WORK TASK: In the report on public safety disability retirements, rewrite the passage between "REPORT: September 11, 2004" and "with tax-free income.", inclusive, swapping "high-ranking" for "senior".

DOCUMENT SECTION:

[Start of section]

REPORT: A common program to compensate public safety workers for job-related disabilities is to grant them a tax exemption, whereby 50% of their retirement pension is exempt from state and federal taxes. While it is virtually impossible to collect data from pension fund administrators on exactly how many retired public safety workers have retired with this benefit, a 2004 investigative report by the Sacramento Bee found that among retired members of the California Highway Patrol, 66% of the rank and file officers, and 82% of the chiefs retired with service disabilities. Similarly, a 2006 investigative report by the San Jose Mercury found that two-thirds of San Jose Firefighters retired with service disabilities. Neither of these reports remain available online, although a Google search on the term “Chief’s Disease” (a term coined by the Sacramento Bee) will find dozens of secondary references to these studies.
REPORT: September 11, 2004
SACRAMENTO – Fifty-five of the 65 high-ranking officers who retired from the California Highway Patrol since 2000 filed workers’ compensation claims within two years, entitling them to lucrative disability settlements and medical pensions with tax-free income.

[End of section]

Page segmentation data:

[Start of section]

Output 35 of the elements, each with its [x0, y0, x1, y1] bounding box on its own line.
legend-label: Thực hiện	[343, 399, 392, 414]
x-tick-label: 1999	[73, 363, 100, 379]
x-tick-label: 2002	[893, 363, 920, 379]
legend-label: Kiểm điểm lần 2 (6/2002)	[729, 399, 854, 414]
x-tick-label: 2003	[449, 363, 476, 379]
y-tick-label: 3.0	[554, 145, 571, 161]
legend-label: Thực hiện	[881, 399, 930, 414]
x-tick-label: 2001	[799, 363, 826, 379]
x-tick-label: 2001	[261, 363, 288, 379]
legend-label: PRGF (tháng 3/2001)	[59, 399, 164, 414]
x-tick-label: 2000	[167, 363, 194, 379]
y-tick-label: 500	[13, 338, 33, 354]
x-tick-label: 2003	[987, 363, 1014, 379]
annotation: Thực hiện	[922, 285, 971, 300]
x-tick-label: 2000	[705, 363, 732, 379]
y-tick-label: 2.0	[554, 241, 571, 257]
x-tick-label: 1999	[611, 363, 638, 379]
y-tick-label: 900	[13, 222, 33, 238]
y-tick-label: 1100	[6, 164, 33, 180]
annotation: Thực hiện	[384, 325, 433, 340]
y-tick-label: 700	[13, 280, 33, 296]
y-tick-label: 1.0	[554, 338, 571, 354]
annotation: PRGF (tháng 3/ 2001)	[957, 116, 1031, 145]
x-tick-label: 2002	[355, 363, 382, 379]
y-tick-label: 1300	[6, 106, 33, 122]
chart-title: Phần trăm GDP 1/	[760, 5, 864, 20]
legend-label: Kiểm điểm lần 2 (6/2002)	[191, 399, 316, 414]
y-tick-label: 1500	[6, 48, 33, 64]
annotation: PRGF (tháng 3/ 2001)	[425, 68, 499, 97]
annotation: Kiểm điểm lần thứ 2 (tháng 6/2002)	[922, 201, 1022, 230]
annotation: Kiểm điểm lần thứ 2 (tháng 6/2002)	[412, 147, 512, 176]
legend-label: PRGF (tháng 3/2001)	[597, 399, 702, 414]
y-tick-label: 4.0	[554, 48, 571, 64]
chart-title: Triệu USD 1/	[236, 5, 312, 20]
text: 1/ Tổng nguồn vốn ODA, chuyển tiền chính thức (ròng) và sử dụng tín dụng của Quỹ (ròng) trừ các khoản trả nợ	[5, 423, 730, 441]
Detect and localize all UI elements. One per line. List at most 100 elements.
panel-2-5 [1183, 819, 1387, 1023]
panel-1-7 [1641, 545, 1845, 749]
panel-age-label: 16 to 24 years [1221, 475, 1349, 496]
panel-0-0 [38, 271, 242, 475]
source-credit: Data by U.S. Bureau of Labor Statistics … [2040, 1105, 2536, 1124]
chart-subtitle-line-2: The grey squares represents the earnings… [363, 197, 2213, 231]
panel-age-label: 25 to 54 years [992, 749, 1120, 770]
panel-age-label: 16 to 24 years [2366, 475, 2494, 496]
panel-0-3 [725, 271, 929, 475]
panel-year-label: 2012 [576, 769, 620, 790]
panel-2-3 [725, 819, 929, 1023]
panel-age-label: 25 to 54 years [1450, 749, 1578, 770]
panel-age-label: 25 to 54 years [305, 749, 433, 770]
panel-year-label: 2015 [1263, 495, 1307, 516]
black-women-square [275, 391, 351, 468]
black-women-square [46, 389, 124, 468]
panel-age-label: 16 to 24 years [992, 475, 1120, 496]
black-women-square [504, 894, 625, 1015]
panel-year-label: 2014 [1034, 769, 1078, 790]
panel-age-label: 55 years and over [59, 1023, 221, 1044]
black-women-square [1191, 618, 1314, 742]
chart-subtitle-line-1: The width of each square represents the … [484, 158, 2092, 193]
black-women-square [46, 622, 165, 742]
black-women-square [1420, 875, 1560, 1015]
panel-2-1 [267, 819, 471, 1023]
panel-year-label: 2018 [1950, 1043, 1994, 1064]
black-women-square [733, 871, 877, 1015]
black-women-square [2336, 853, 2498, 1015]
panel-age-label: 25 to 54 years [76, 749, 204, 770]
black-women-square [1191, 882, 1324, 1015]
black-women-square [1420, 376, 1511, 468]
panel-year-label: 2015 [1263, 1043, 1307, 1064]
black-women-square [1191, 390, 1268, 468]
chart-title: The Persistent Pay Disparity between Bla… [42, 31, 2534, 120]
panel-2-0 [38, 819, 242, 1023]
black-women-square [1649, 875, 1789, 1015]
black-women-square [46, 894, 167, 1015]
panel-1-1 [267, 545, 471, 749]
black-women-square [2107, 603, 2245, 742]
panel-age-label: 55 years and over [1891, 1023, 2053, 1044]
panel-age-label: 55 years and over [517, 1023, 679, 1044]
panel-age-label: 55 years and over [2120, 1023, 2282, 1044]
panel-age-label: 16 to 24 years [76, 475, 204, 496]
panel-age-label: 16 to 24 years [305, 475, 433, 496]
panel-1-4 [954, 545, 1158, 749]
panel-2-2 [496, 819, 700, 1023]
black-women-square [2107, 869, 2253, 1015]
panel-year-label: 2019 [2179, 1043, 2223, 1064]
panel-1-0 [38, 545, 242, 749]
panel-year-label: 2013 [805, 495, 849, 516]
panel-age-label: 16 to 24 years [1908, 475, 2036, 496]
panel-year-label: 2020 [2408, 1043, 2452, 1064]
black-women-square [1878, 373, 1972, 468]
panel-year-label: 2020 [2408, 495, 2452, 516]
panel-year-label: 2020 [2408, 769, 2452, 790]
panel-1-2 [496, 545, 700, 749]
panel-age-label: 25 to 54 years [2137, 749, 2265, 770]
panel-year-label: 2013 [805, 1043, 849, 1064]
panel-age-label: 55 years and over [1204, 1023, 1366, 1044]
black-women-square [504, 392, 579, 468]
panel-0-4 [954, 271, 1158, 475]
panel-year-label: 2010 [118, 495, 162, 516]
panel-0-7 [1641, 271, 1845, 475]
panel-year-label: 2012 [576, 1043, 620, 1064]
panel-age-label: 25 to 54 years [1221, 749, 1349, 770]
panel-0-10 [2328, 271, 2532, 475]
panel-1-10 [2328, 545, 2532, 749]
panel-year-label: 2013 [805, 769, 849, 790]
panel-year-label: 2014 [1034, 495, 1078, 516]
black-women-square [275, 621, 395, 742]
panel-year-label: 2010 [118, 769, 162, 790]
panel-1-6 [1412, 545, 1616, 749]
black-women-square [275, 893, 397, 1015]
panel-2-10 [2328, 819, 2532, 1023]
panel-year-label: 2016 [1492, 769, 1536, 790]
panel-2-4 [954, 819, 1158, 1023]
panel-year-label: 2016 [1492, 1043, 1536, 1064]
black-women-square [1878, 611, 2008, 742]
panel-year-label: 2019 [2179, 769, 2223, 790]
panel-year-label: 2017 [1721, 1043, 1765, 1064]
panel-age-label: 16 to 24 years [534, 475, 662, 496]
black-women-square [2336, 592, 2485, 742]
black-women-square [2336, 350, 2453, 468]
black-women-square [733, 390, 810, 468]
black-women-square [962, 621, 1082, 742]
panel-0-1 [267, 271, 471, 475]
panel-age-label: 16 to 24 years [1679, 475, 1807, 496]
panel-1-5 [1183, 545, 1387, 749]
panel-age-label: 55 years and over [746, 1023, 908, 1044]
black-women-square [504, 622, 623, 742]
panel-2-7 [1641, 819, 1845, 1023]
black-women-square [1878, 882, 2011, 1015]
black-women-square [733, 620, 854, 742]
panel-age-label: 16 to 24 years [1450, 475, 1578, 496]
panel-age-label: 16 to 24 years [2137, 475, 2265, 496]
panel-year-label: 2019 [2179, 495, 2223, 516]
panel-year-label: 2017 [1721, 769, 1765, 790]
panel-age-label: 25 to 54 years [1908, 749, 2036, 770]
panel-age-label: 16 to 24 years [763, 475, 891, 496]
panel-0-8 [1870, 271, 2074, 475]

[End of section]

RESPONSE BELOW:
REPORT: September 11, 2004
SACRAMENTO – Fifty-five of the 65 senior officers who retired from the California Highway Patrol since 2000 filed workers’ compensation claims within two years, entitling them to lucrative disability settlements and medical pensions with tax-free income.